§ **Instruction**: Which lines below hold the word "Stage"? Copy all of them.

§ **Information given**:
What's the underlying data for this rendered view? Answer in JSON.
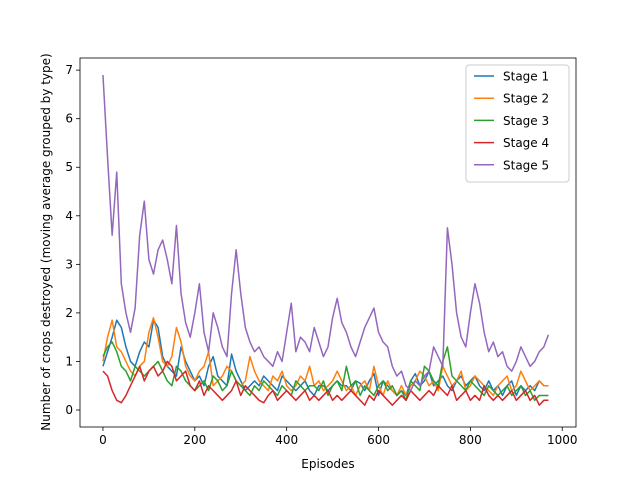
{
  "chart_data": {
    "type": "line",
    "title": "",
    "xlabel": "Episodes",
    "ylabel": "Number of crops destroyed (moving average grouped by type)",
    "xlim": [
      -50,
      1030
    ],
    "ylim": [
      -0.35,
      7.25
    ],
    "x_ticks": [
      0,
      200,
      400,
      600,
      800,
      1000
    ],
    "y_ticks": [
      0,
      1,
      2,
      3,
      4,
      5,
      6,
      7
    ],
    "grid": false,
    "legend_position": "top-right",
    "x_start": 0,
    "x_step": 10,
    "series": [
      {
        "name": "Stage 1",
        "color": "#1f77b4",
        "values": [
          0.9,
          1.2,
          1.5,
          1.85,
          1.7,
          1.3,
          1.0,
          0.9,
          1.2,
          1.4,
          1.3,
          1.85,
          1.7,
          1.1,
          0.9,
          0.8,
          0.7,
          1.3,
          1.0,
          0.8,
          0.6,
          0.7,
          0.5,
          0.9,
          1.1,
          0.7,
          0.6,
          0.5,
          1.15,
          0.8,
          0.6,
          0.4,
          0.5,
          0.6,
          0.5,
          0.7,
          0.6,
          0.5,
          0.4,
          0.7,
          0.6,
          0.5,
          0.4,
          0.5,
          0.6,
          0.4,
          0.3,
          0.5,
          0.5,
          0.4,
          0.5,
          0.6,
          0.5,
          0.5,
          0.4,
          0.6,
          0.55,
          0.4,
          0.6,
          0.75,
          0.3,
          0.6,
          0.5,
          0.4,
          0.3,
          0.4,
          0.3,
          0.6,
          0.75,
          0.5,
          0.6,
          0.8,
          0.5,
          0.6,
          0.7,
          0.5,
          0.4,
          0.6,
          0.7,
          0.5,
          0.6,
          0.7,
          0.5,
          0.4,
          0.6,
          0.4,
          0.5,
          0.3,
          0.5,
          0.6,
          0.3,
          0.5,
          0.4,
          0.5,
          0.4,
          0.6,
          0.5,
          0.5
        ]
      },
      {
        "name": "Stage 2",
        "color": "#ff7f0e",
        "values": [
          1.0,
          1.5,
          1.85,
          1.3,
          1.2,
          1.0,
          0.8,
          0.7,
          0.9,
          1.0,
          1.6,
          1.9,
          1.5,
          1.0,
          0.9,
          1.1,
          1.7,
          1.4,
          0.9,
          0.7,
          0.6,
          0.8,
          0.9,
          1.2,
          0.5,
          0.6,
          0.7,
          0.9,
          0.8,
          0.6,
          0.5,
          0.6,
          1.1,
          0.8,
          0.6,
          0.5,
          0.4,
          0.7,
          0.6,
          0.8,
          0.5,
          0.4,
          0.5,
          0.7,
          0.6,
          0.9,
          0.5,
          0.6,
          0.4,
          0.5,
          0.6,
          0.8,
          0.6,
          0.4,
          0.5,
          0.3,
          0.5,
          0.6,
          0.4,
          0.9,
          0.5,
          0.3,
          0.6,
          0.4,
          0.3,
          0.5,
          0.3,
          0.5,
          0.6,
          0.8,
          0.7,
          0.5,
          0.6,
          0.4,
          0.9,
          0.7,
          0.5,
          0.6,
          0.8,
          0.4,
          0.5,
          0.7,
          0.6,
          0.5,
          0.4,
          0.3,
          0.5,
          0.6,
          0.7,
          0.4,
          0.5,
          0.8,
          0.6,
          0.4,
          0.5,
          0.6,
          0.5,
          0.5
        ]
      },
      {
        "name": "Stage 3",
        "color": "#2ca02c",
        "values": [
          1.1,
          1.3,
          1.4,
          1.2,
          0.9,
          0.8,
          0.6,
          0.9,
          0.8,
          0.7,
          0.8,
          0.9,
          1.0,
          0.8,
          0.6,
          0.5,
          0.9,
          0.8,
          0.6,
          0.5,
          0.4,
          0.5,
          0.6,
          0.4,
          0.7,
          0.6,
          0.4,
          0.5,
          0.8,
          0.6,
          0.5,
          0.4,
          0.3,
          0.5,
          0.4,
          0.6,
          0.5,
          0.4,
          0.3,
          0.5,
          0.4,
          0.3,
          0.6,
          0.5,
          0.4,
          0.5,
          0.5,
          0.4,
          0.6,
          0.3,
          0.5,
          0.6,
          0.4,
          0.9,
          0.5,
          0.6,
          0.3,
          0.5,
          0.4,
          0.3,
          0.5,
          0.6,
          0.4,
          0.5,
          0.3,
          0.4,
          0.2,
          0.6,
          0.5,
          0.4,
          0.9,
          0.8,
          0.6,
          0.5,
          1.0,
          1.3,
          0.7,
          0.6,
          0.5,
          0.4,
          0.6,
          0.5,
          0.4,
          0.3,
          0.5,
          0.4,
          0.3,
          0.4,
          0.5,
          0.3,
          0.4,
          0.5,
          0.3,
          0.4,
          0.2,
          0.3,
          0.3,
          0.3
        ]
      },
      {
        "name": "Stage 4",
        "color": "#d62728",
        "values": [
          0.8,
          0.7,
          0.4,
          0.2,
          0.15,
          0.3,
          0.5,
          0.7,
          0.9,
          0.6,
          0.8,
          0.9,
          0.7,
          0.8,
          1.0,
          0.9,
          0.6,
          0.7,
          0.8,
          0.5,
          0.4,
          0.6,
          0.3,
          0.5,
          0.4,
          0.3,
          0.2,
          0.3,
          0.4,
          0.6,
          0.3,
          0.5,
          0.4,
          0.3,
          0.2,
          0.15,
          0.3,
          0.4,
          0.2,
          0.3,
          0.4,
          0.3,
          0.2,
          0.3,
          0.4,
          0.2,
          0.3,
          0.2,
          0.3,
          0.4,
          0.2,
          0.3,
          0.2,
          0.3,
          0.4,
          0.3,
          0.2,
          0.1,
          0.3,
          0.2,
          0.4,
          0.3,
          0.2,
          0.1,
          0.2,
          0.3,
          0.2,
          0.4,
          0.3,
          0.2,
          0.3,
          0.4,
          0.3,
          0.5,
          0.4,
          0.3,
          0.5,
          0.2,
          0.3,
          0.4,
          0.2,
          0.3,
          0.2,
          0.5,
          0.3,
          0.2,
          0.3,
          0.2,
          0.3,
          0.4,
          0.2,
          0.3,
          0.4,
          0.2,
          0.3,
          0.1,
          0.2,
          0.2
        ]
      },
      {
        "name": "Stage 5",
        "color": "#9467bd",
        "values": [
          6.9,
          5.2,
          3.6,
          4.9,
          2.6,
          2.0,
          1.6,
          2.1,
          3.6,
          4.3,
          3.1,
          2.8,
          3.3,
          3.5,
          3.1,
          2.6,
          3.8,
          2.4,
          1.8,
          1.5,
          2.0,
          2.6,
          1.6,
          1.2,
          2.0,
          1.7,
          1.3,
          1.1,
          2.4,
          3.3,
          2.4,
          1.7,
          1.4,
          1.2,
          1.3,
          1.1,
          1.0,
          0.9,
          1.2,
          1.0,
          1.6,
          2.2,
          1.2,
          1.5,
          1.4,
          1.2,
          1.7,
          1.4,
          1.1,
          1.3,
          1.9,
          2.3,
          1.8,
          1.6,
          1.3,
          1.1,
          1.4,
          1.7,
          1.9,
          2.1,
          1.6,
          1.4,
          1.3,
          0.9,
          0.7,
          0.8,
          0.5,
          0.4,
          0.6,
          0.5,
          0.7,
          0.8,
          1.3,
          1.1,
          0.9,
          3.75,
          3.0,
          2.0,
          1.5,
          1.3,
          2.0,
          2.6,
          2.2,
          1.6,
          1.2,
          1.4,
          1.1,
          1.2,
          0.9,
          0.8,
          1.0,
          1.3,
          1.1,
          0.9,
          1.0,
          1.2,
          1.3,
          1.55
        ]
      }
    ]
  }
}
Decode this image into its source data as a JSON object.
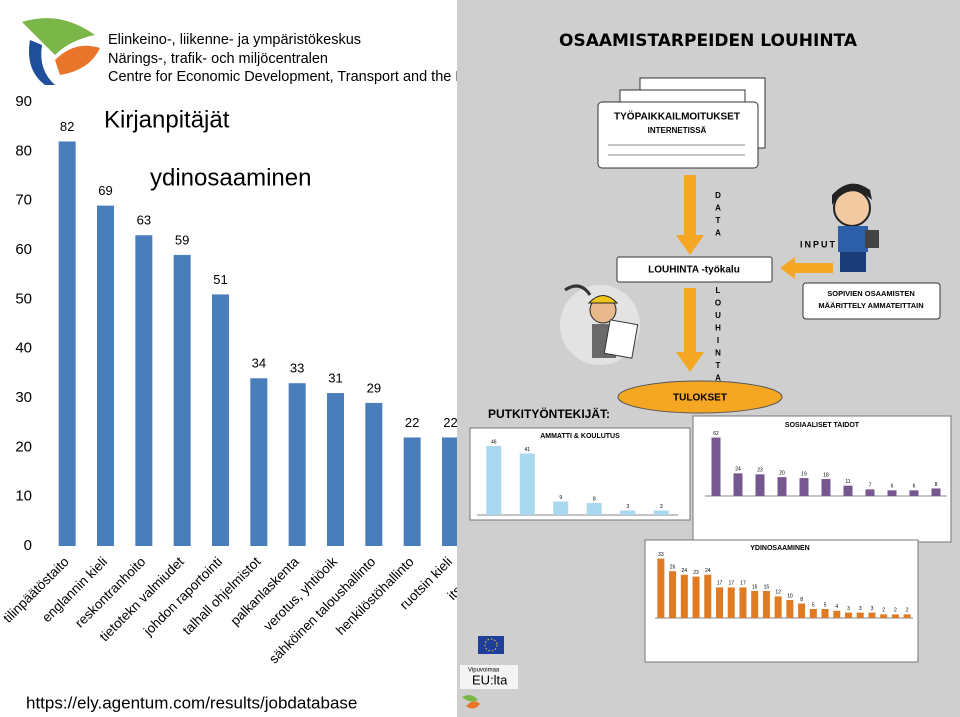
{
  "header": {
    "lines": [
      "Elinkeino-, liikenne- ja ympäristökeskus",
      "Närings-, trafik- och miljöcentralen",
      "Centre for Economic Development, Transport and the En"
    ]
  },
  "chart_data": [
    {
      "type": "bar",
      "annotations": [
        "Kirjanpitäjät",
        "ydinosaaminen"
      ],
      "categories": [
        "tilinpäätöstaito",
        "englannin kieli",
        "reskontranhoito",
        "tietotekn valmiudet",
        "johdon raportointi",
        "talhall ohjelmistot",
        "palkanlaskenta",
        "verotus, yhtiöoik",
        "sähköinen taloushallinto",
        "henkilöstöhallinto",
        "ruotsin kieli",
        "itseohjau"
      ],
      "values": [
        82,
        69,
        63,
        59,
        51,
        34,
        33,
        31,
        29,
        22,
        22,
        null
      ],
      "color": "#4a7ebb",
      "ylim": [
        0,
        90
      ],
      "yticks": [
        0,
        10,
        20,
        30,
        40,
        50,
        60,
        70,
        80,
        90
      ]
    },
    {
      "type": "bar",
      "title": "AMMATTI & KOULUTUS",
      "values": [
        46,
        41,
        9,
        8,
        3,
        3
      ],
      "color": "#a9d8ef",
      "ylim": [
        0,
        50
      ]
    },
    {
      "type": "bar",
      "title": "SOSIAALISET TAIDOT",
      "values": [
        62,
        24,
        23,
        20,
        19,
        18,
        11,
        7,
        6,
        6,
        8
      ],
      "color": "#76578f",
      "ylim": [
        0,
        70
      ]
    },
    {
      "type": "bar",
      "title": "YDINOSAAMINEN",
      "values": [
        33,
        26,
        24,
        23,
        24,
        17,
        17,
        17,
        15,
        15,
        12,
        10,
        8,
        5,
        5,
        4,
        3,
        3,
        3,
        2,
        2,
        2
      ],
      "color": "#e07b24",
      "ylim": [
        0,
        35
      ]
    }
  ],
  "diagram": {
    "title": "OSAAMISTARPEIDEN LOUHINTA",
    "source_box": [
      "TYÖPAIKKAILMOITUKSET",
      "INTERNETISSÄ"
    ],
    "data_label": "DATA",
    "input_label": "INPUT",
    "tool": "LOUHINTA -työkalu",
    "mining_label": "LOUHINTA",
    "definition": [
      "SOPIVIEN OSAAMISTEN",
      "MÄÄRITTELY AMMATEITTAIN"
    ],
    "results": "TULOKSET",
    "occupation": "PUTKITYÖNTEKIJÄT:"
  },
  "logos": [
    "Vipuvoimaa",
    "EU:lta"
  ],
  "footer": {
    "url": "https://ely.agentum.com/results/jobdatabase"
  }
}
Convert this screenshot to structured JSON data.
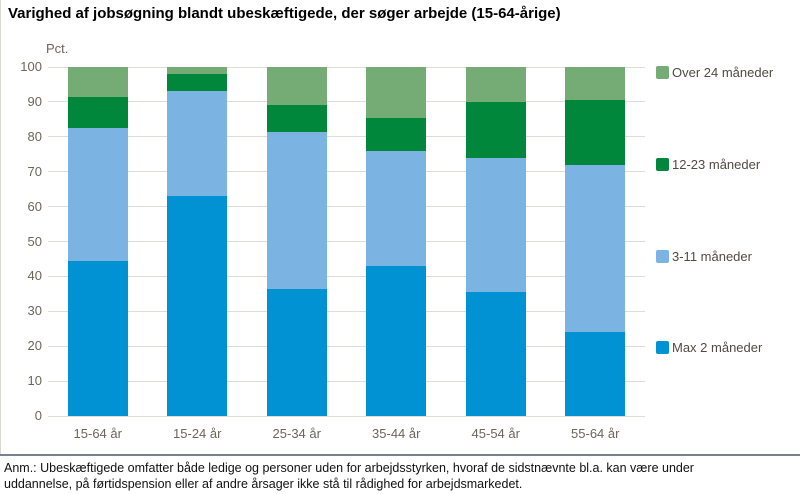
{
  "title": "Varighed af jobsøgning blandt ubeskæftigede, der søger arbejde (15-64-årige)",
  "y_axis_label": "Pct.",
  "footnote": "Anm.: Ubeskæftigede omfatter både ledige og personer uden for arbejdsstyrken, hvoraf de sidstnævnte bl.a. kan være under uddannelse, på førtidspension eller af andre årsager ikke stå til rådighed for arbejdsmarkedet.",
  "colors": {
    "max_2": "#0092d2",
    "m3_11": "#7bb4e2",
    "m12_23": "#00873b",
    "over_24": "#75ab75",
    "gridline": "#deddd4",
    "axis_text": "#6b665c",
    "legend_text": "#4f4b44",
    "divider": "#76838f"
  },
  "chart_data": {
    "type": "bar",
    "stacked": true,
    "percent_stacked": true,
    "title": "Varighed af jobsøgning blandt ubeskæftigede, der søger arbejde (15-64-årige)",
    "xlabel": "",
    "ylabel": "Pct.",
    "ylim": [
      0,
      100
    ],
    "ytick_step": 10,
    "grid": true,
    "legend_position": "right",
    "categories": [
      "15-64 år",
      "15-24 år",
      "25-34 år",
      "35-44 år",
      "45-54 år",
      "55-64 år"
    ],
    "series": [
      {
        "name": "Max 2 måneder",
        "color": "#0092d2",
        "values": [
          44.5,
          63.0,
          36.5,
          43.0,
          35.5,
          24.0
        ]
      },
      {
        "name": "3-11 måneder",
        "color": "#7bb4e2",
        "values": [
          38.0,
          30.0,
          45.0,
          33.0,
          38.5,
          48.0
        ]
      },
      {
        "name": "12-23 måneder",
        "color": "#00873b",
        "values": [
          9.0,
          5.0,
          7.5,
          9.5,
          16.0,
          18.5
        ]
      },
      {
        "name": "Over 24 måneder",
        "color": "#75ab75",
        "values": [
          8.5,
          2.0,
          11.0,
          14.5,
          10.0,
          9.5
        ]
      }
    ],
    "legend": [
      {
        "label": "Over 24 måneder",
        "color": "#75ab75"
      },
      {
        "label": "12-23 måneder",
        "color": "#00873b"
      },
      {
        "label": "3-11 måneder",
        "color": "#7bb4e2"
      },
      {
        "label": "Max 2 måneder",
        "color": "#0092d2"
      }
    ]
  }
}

§ **Exercise solution**:
        "name": "Stage 1",
        "name": "Stage 2",
        "name": "Stage 3",
        "name": "Stage 4",
        "name": "Stage 5",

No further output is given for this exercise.